It is now Monday, June 1st….the day we start our cruise. We get our breakfast included ( good but cold) and mega number of cups of coffee. Good! Had to put 2 shots to make a cup but great. Then it was taking the shuttle ( this we had prepaid so was not a surprise) to Civitevecchia, the port city for Rome. It was probably at least an hour and a half drive to get there. We just sailed on through check-in…….not like Rio. Of course we sort of queue jumped because we had all upgraded to concierge so you then are allowed to do that.
This ship is very lovely. The reception/concierge/destinations area and grand staircase is really exquisite and so much larger than the Regatta. The staterooms are really a whole lot larger as well. Can you believe 100 square feet larger plus the balcony is bonus. Marion and Joyce have the room next to Jeanette and myself so we had the room steward open the door that separates the two on the balcony. We even have a full bathroom with soaker tub and separate shower, granite floors and walls. Gorgeous! Because we all upgraded to concierge, we have access to the private deck at the rear of the ship with a thalassotherapy pool, sauna and steam room. The weight room is huge but I believe it is open to all, upgrade or not. All this quite posh but maybe not as glamorous as in Vegas style as some of the other ship but then we don’t have to contend with huge populations. This ship has a maximum passenger quota of 1250…..twice the size of Regatta.
Milazzo on Sicily was our first port of call. We were tendered in. The almost entire group of eleven minus one, went on the same excursion. We head out driving along the coast towards Taomina. The very mountainous countryside is lovely with masses amounts of bouganvilla and oleander everywhere, mountain top villages (built for protection because they are so high up and of course the vantage point) and beaches in little strips along the coast. As i said, these villages were built on the top of mountains. The bus drove a fair way up the hill but then when we got out, we had to take an elevator up I believe 7 floors and then had to walk some more. This village is absoltely gorgeous beong used as a resort town since the 19th century. It is so well preserved with outside cafe and bars and lots of shops. I guess i must have been sleepin when we were told that there was an ancient theatre at this site as well. I didnt realize until it was too late. I only got to the gates. Apparently is it was originally built by the Greeks but then the Romans built atop it. From there, we went to see a lava river. We are quite close to Mt. Etna. Etna is not just one sole peak but many. If i remember correctly, every time it erupted it made another peak. When we got to Taomina, we actually could see the top of it but later when we were leaving, it was shrouded in clouds. Next stop was to a winery. Needless to say we all purchased. I would come back here to Sicily. Leaving later, we sailed through the Messina Straits. We were in the dining room at the time so didn’t get to see it but from the sounds and jerking of the ship, I would say it was extremely turbulent. I could see through the windows that it was quite narrow with land close on both sides.

→ **ITEMS**
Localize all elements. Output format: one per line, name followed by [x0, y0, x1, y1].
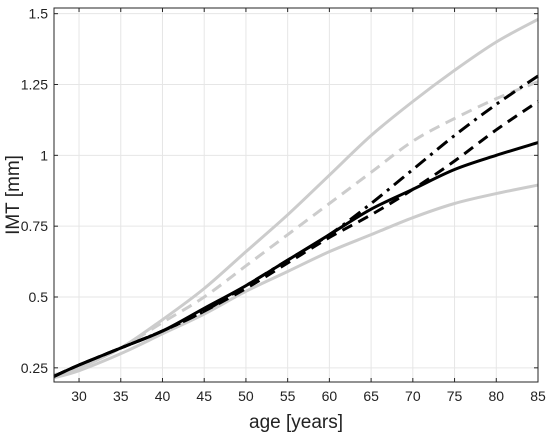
series-line-5 [53, 100, 539, 378]
x-tick-label: 85 [530, 388, 546, 404]
x-tick-label: 75 [447, 388, 463, 404]
x-axis-title: age [years] [249, 412, 343, 433]
y-tick-label: 1.25 [21, 77, 48, 93]
x-tick-label: 60 [322, 388, 338, 404]
x-tick-label: 40 [155, 388, 171, 404]
axis-ticks [54, 8, 539, 382]
x-tick-label: 45 [196, 388, 212, 404]
x-tick-label: 80 [488, 388, 504, 404]
x-tick-label: 65 [363, 388, 379, 404]
x-tick-labels: 30 35 40 45 50 55 60 65 70 75 80 85 [71, 388, 546, 404]
series-line-6 [53, 74, 539, 378]
series-line-3 [53, 183, 539, 380]
y-tick-label: 1.5 [29, 6, 49, 22]
x-tick-label: 35 [113, 388, 129, 404]
y-tick-label: 1 [40, 147, 48, 163]
x-tick-label: 30 [71, 388, 87, 404]
y-tick-label: 0.25 [21, 360, 48, 376]
plot-frame [53, 7, 539, 383]
y-tick-label: 0.5 [29, 289, 49, 305]
series-lines [53, 18, 539, 380]
y-tick-label: 0.75 [21, 218, 48, 234]
y-axis-title: IMT [mm] [3, 155, 24, 235]
x-tick-label: 50 [238, 388, 254, 404]
y-tick-labels: 0.25 0.5 0.75 1 1.25 1.5 [21, 6, 48, 376]
x-tick-label: 70 [405, 388, 421, 404]
x-tick-label: 55 [280, 388, 296, 404]
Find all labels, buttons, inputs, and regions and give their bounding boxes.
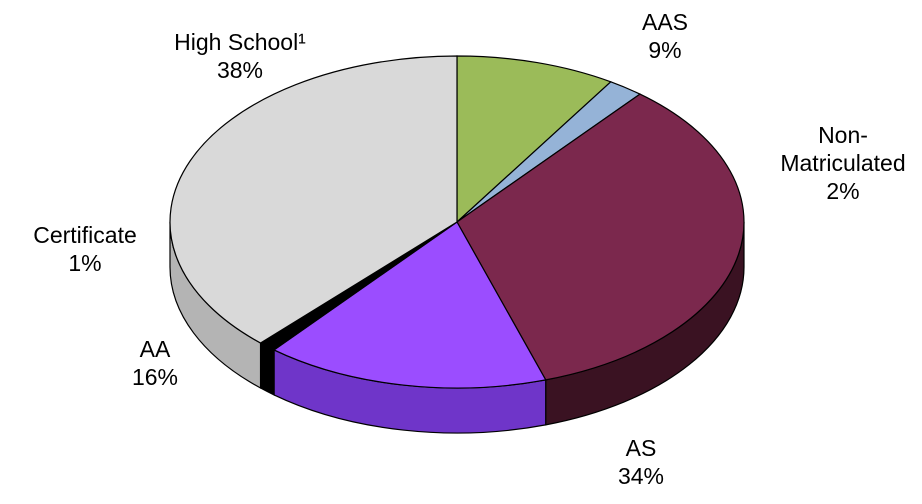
slice-high-school xyxy=(169,55,458,344)
label-aas: AAS 9% xyxy=(642,9,688,63)
label-aa: AA 16% xyxy=(132,336,178,390)
slice-aa xyxy=(272,221,547,389)
pie-slices xyxy=(169,55,745,389)
slice-labels: AAS 9% Non-Matriculated 2% AS 34% AA 16% Certifi… xyxy=(33,9,905,489)
slice-aas xyxy=(456,55,612,224)
label-as: AS 34% xyxy=(618,435,664,489)
label-high-school: High School¹ 38% xyxy=(174,29,306,83)
slice-side-4 xyxy=(259,342,275,396)
slice-as xyxy=(456,93,745,381)
label-certificate: Certificate 1% xyxy=(33,222,137,276)
label-non-matriculated: Non-Matriculated 2% xyxy=(780,122,905,204)
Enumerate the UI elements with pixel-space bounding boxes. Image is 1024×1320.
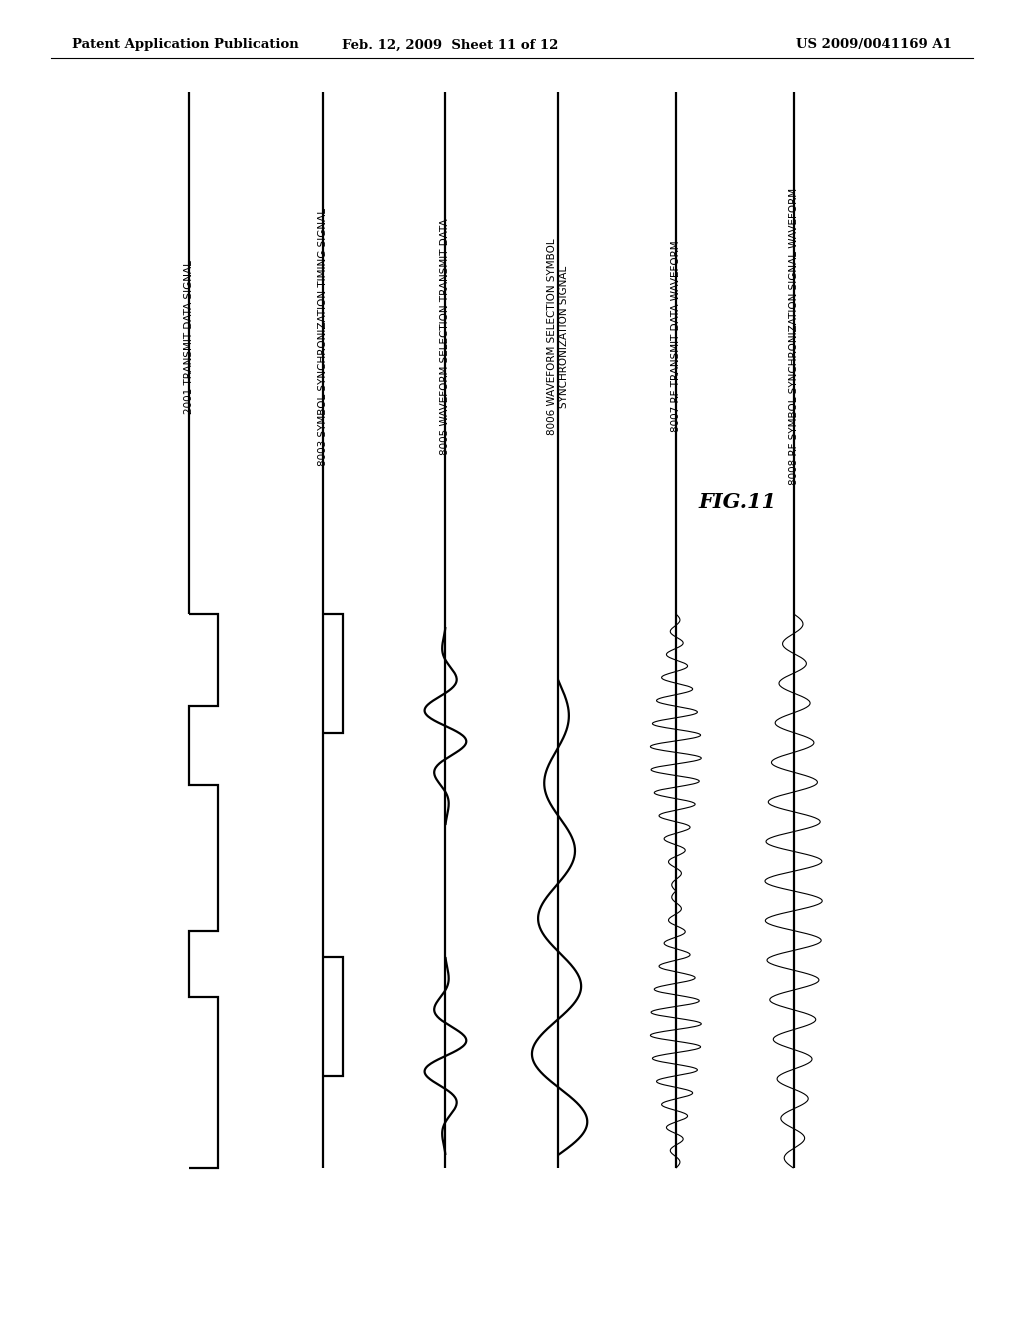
Text: Patent Application Publication: Patent Application Publication [72, 38, 298, 51]
Text: 8007 RF TRANSMIT DATA WAVEFORM: 8007 RF TRANSMIT DATA WAVEFORM [671, 240, 681, 433]
Text: 8005 WAVEFORM SELECTION TRANSMIT DATA: 8005 WAVEFORM SELECTION TRANSMIT DATA [440, 218, 451, 455]
Text: 8003 SYMBOL SYNCHRONIZATION TIMING SIGNAL: 8003 SYMBOL SYNCHRONIZATION TIMING SIGNA… [317, 207, 328, 466]
Text: 8008 RF SYMBOL SYNCHRONIZATION SIGNAL WAVEFORM: 8008 RF SYMBOL SYNCHRONIZATION SIGNAL WA… [788, 187, 799, 486]
Text: 2001 TRANSMIT DATA SIGNAL: 2001 TRANSMIT DATA SIGNAL [184, 260, 195, 413]
Text: FIG.11: FIG.11 [698, 491, 776, 512]
Text: 8006 WAVEFORM SELECTION SYMBOL
SYNCHRONIZATION SIGNAL: 8006 WAVEFORM SELECTION SYMBOL SYNCHRONI… [547, 239, 569, 434]
Text: US 2009/0041169 A1: US 2009/0041169 A1 [797, 38, 952, 51]
Text: Feb. 12, 2009  Sheet 11 of 12: Feb. 12, 2009 Sheet 11 of 12 [342, 38, 559, 51]
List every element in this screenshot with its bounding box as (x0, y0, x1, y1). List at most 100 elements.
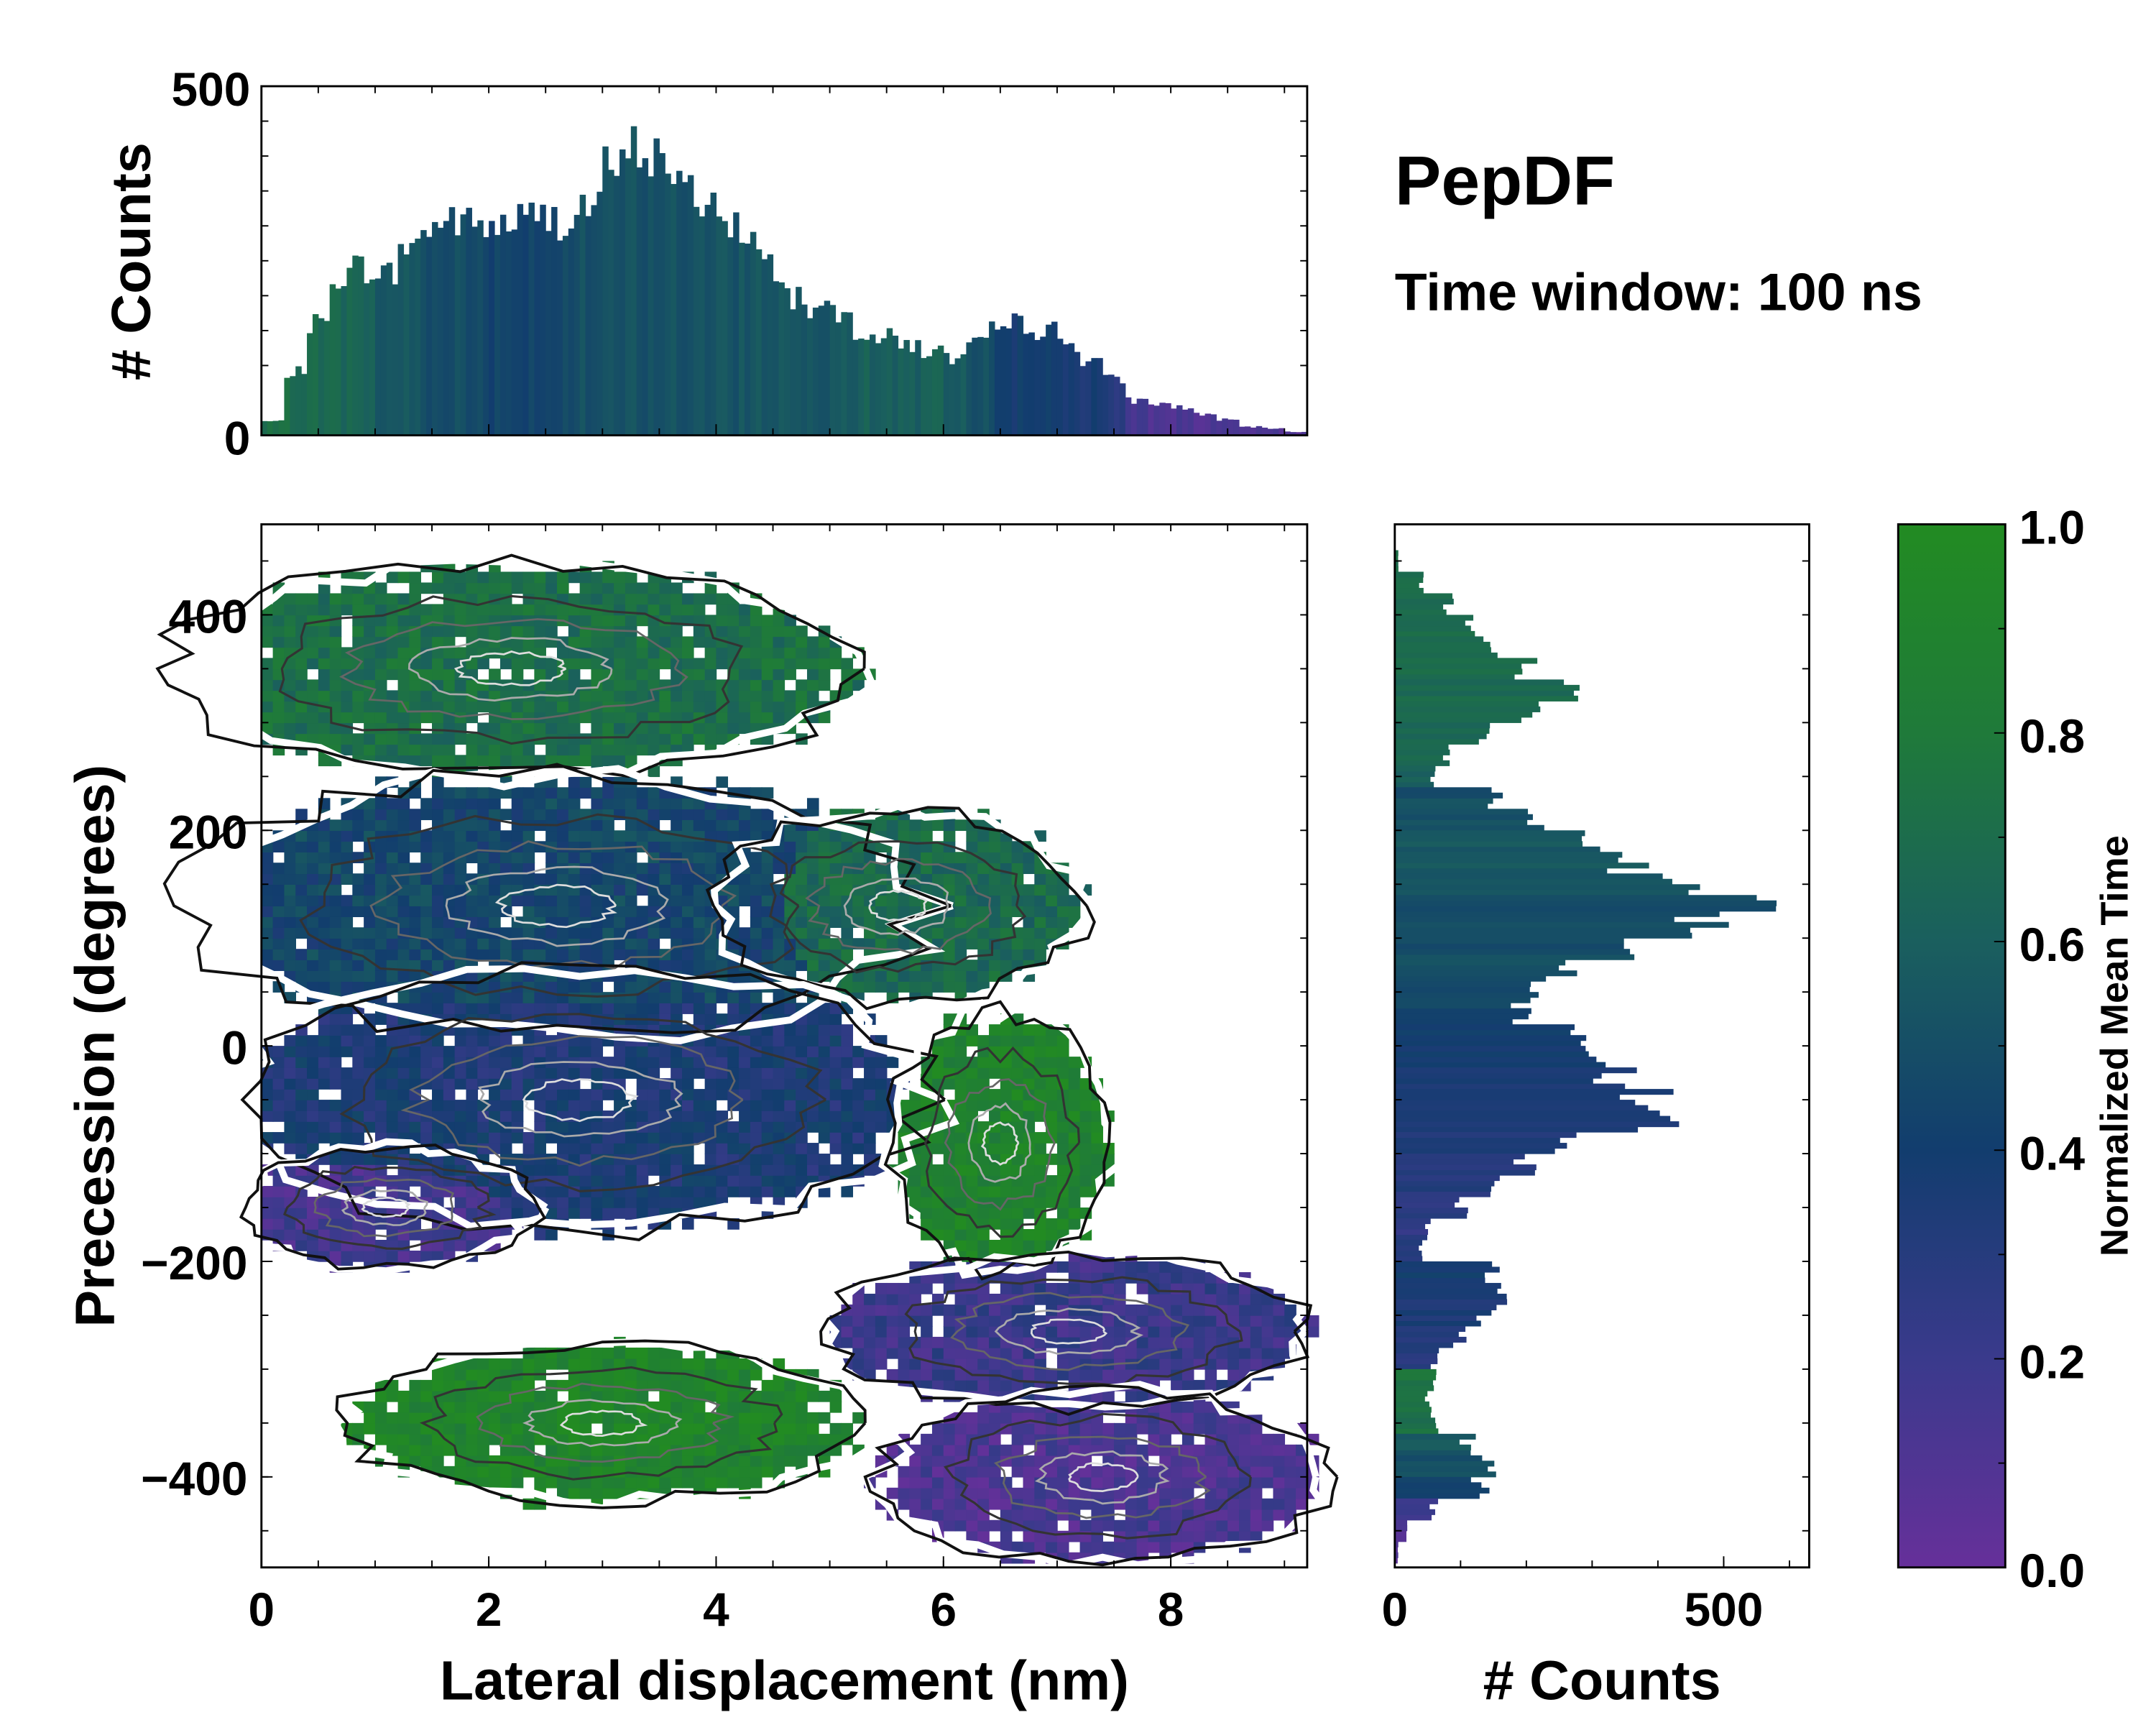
heatmap-cell (409, 1379, 421, 1392)
heatmap-cell (499, 1208, 512, 1219)
heatmap-cell (784, 1024, 796, 1036)
heatmap-cell (602, 809, 614, 821)
heatmap-cell (1000, 841, 1013, 853)
histogram-bar (511, 229, 518, 436)
heatmap-cell (591, 949, 604, 960)
heatmap-cell (784, 647, 796, 659)
heatmap-cell (931, 1208, 944, 1219)
heatmap-cell (1000, 1132, 1013, 1144)
heatmap-cell (409, 992, 421, 1003)
heatmap-cell (852, 1347, 865, 1359)
heatmap-cell (534, 701, 546, 713)
heatmap-cell (1079, 1444, 1092, 1456)
heatmap-cell (477, 1476, 489, 1489)
heatmap-cell (704, 862, 717, 875)
heatmap-cell (307, 1100, 319, 1111)
histogram-bar (648, 176, 655, 436)
heatmap-cell (761, 1164, 774, 1176)
heatmap-cell (511, 625, 524, 638)
heatmap-cell (454, 798, 467, 810)
heatmap-cell (568, 701, 581, 713)
heatmap-cell (591, 733, 604, 745)
heatmap-cell (727, 809, 740, 821)
heatmap-cell (443, 744, 456, 756)
heatmap-cell (329, 593, 342, 605)
heatmap-cell (1216, 1347, 1228, 1359)
heatmap-cell (272, 1197, 285, 1208)
heatmap-cell (284, 960, 297, 971)
heatmap-cell (341, 1154, 354, 1165)
heatmap-cell (568, 1175, 581, 1187)
heatmap-cell (591, 744, 604, 756)
heatmap-cell (614, 1368, 626, 1381)
heatmap-cell (818, 1003, 831, 1014)
heatmap-cell (534, 1476, 546, 1489)
heatmap-cell (818, 1412, 831, 1424)
heatmap-cell (796, 1067, 808, 1079)
heatmap-cell (489, 722, 501, 735)
heatmap-cell (898, 819, 911, 832)
heatmap-cell (954, 1368, 967, 1381)
heatmap-cell (977, 1100, 990, 1111)
heatmap-cell (1136, 1422, 1149, 1435)
heatmap-cell (545, 949, 558, 960)
heatmap-cell (739, 712, 751, 724)
heatmap-cell (1193, 1519, 1206, 1532)
heatmap-cell (307, 1110, 319, 1122)
heatmap-cell (1216, 1519, 1228, 1532)
heatmap-cell (614, 615, 626, 627)
heatmap-cell (397, 658, 410, 670)
heatmap-cell (931, 1336, 944, 1348)
heatmap-cell (307, 841, 319, 853)
heatmap-cell (477, 1067, 489, 1079)
heatmap-cell (796, 1046, 808, 1057)
heatmap-cell (579, 1143, 592, 1154)
heatmap-cell (397, 668, 410, 681)
heatmap-cell (284, 895, 297, 906)
heatmap-cell (1034, 927, 1046, 939)
heatmap-cell (454, 1433, 467, 1445)
heatmap-cell (341, 593, 354, 605)
heatmap-cell (420, 873, 433, 886)
heatmap-cell (818, 938, 831, 949)
heatmap-cell (1068, 1487, 1081, 1499)
heatmap-cell (409, 1089, 421, 1100)
heatmap-cell (386, 1035, 399, 1046)
heatmap-cell (477, 862, 489, 875)
heatmap-cell (648, 582, 660, 594)
heatmap-cell (625, 1143, 637, 1154)
heatmap-cell (773, 1035, 786, 1046)
heatmap-cell (1125, 1390, 1138, 1402)
heatmap-cell (614, 582, 626, 594)
heatmap-cell (681, 819, 694, 832)
heatmap-cell (671, 895, 683, 906)
heatmap-cell (568, 593, 581, 605)
heatmap-cell (818, 1067, 831, 1079)
heatmap-cell (352, 1035, 364, 1046)
heatmap-cell (432, 949, 444, 960)
heatmap-cell (750, 1100, 763, 1111)
heatmap-cell (1148, 1315, 1161, 1327)
heatmap-cell (1193, 1422, 1206, 1435)
heatmap-cell (1056, 1412, 1069, 1424)
histogram-bar (1181, 409, 1189, 436)
histogram-bar (278, 420, 285, 436)
heatmap-cell (818, 862, 831, 875)
heatmap-cell (829, 1121, 842, 1133)
heatmap-cell (796, 1433, 808, 1445)
heatmap-cell (829, 1110, 842, 1122)
heatmap-cell (1000, 1487, 1013, 1499)
heatmap-cell (489, 809, 501, 821)
heatmap-cell (272, 862, 285, 875)
heatmap-cell (750, 938, 763, 949)
heatmap-cell (727, 927, 740, 939)
heatmap-cell (931, 1143, 944, 1154)
heatmap-cell (977, 1379, 990, 1392)
heatmap-cell (1000, 1218, 1013, 1230)
heatmap-cell (681, 884, 694, 896)
heatmap-cell (1056, 1046, 1069, 1057)
heatmap-cell (784, 690, 796, 702)
heatmap-cell (443, 841, 456, 853)
heatmap-cell (284, 1078, 297, 1090)
heatmap-cell (261, 873, 274, 886)
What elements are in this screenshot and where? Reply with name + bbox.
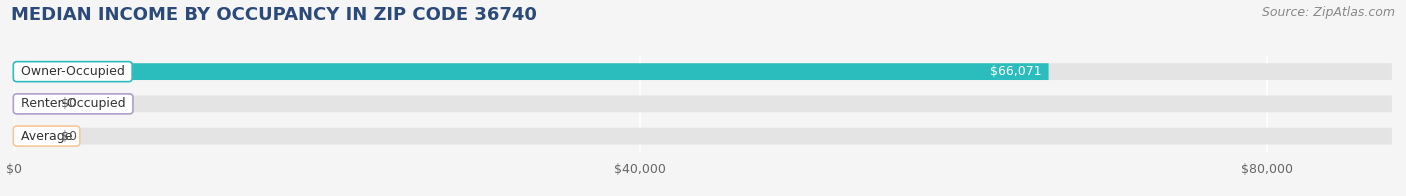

→ **EXERCISE SET**
a - Please copy the cruise diary starting with "It is now Monday, June" and going on through "to do that.", putting "tea" in place of "coffee".
b - Summarize the cruise diary in two sentences.

→ **EXPECTED RESPONSES**
a -
It is now Monday, June 1st….the day we start our cruise. We get our breakfast included ( good but cold) and mega number of cups of tea. Good! Had to put 2 shots to make a cup but great. Then it was taking the shuttle ( this we had prepaid so was not a surprise) to Civitevecchia, the port city for Rome. It was probably at least an hour and a half drive to get there. We just sailed on through check-in…….not like Rio. Of course we sort of queue jumped because we had all upgraded to concierge so you then are allowed to do that.

b - After breakfast on June 1st, the group took a shuttle to the port city for Rome and boarded a ship whose staterooms and reception area are much larger than those of the Regatta, with concierge upgrades giving them access to a private deck. At the first port, Milazzo on Sicily, most of the group drove along the coast to the mountaintop resort village of Taomina, saw a lava river near Mt. Etna and bought wine at a winery before the ship sailed through the turbulent Messina Straits.